» **Challenge**: Repeat, exactly and in full, the lines of the listing below, but without any pictures.

[Data entries]
****************************************

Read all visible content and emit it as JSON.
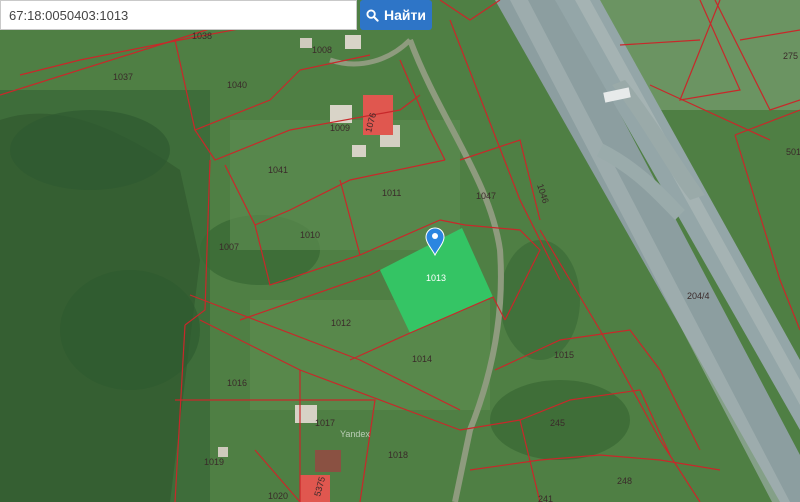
{
  "search": {
    "value": "67:18:0050403:1013",
    "button_label": "Найти"
  },
  "map": {
    "selected_parcel": "1013",
    "watermark": "Yandex",
    "parcels": [
      "1038",
      "1008",
      "1037",
      "1040",
      "275",
      "1009",
      "1076",
      "1041",
      "1011",
      "1047",
      "1046",
      "501",
      "1007",
      "1010",
      "1013",
      "204/4",
      "1012",
      "1014",
      "1015",
      "1016",
      "1017",
      "245",
      "1019",
      "1018",
      "248",
      "1020",
      "5375",
      "241"
    ],
    "colors": {
      "boundary": "#c8282a",
      "selected_fill": "#2fd06a",
      "marker": "#2b86e0",
      "road": "#8fa3a6",
      "building_red": "#e0574f"
    }
  }
}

****************************************

» **Answer for the task**:
Read all visible content and emit it as JSON.
{
  "search": {
    "value": "67:18:0050403:1013",
    "button_label": "Найти"
  },
  "map": {
    "selected_parcel": "1013",
    "watermark": "Yandex",
    "parcels": [
      "1038",
      "1008",
      "1037",
      "1040",
      "275",
      "1009",
      "1076",
      "1041",
      "1011",
      "1047",
      "1046",
      "501",
      "1007",
      "1010",
      "1013",
      "204/4",
      "1012",
      "1014",
      "1015",
      "1016",
      "1017",
      "245",
      "1019",
      "1018",
      "248",
      "1020",
      "5375",
      "241"
    ],
    "colors": {
      "boundary": "#c8282a",
      "selected_fill": "#2fd06a",
      "marker": "#2b86e0",
      "road": "#8fa3a6",
      "building_red": "#e0574f"
    }
  }
}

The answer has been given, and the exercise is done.